**GOAL**
Each entry below is to be transcribed exactly.

(Stored entries)
============
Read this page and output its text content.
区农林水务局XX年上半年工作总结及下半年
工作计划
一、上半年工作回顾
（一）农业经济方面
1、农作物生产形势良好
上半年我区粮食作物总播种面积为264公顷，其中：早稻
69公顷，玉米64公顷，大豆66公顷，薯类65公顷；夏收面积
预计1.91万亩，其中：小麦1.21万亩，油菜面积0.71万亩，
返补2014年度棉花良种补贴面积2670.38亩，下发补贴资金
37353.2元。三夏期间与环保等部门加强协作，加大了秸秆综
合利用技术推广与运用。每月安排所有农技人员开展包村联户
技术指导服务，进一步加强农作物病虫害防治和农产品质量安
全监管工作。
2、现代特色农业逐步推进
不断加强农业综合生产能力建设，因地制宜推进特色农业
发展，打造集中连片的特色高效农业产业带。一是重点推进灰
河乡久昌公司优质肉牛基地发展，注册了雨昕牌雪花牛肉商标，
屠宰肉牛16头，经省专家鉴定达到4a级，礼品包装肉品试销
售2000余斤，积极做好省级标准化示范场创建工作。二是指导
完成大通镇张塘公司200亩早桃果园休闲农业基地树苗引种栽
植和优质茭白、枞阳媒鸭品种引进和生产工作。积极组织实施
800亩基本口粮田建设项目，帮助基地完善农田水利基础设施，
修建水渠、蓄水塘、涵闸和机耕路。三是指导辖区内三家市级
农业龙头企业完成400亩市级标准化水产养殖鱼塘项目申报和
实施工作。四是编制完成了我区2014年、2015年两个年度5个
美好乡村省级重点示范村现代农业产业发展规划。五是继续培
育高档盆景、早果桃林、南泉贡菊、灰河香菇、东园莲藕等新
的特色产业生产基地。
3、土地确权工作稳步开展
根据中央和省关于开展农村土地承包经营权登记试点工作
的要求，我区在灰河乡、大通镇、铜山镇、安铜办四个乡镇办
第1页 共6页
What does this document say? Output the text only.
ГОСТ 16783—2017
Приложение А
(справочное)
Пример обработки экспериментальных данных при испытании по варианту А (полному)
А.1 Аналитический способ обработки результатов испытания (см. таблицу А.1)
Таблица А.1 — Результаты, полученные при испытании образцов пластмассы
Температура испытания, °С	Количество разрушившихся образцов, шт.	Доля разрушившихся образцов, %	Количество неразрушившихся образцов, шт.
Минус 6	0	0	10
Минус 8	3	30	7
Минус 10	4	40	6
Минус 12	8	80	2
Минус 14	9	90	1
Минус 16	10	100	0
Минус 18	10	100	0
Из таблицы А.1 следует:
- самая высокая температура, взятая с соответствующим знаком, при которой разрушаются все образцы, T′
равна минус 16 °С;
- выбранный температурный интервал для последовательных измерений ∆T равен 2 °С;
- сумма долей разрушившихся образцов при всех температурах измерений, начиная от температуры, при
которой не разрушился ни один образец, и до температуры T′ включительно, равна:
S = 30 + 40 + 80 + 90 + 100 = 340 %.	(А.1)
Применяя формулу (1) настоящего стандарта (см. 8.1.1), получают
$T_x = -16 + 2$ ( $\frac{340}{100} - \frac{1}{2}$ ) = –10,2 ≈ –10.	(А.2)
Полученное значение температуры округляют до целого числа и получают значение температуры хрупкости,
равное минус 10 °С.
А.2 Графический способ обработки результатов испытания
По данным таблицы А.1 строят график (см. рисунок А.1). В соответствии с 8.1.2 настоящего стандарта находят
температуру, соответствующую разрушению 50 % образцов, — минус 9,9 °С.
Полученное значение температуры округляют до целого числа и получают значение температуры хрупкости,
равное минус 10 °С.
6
============
**THE OUTPUT**
Read this page and output its text content.
区农林水务局XX年上半年工作总结及下半年
工作计划
一、上半年工作回顾
（一）农业经济方面
1、农作物生产形势良好
上半年我区粮食作物总播种面积为264公顷，其中：早稻
69公顷，玉米64公顷，大豆66公顷，薯类65公顷；夏收面积
预计1.91万亩，其中：小麦1.21万亩，油菜面积0.71万亩，
返补2014年度棉花良种补贴面积2670.38亩，下发补贴资金
37353.2元。三夏期间与环保等部门加强协作，加大了秸秆综
合利用技术推广与运用。每月安排所有农技人员开展包村联户
技术指导服务，进一步加强农作物病虫害防治和农产品质量安
全监管工作。
2、现代特色农业逐步推进
不断加强农业综合生产能力建设，因地制宜推进特色农业
发展，打造集中连片的特色高效农业产业带。一是重点推进灰
河乡久昌公司优质肉牛基地发展，注册了雨昕牌雪花牛肉商标，
屠宰肉牛16头，经省专家鉴定达到4a级，礼品包装肉品试销
售2000余斤，积极做好省级标准化示范场创建工作。二是指导
完成大通镇张塘公司200亩早桃果园休闲农业基地树苗引种栽
植和优质茭白、枞阳媒鸭品种引进和生产工作。积极组织实施
800亩基本口粮田建设项目，帮助基地完善农田水利基础设施，
修建水渠、蓄水塘、涵闸和机耕路。三是指导辖区内三家市级
农业龙头企业完成400亩市级标准化水产养殖鱼塘项目申报和
实施工作。四是编制完成了我区2014年、2015年两个年度5个
美好乡村省级重点示范村现代农业产业发展规划。五是继续培
育高档盆景、早果桃林、南泉贡菊、灰河香菇、东园莲藕等新
的特色产业生产基地。
3、土地确权工作稳步开展
根据中央和省关于开展农村土地承包经营权登记试点工作
的要求，我区在灰河乡、大通镇、铜山镇、安铜办四个乡镇办
第1页 共6页
What does this document say? Output the text only.
ГОСТ 16783—2017
Приложение А
(справочное)
Пример обработки экспериментальных данных при испытании по варианту А (полному)
А.1 Аналитический способ обработки результатов испытания (см. таблицу А.1)
Таблица А.1 — Результаты, полученные при испытании образцов пластмассы
Температура испытания, °С	Количество разрушившихся образцов, шт.	Доля разрушившихся образцов, %	Количество неразрушившихся образцов, шт.
Минус 6	0	0	10
Минус 8	3	30	7
Минус 10	4	40	6
Минус 12	8	80	2
Минус 14	9	90	1
Минус 16	10	100	0
Минус 18	10	100	0
Из таблицы А.1 следует:
- самая высокая температура, взятая с соответствующим знаком, при которой разрушаются все образцы, T′
равна минус 16 °С;
- выбранный температурный интервал для последовательных измерений ∆T равен 2 °С;
- сумма долей разрушившихся образцов при всех температурах измерений, начиная от температуры, при
которой не разрушился ни один образец, и до температуры T′ включительно, равна:
S = 30 + 40 + 80 + 90 + 100 = 340 %.	(А.1)
Применяя формулу (1) настоящего стандарта (см. 8.1.1), получают
$T_x = -16 + 2$ ( $\frac{340}{100} - \frac{1}{2}$ ) = –10,2 ≈ –10.	(А.2)
Полученное значение температуры округляют до целого числа и получают значение температуры хрупкости,
равное минус 10 °С.
А.2 Графический способ обработки результатов испытания
По данным таблицы А.1 строят график (см. рисунок А.1). В соответствии с 8.1.2 настоящего стандарта находят
температуру, соответствующую разрушению 50 % образцов, — минус 9,9 °С.
Полученное значение температуры округляют до целого числа и получают значение температуры хрупкости,
равное минус 10 °С.
6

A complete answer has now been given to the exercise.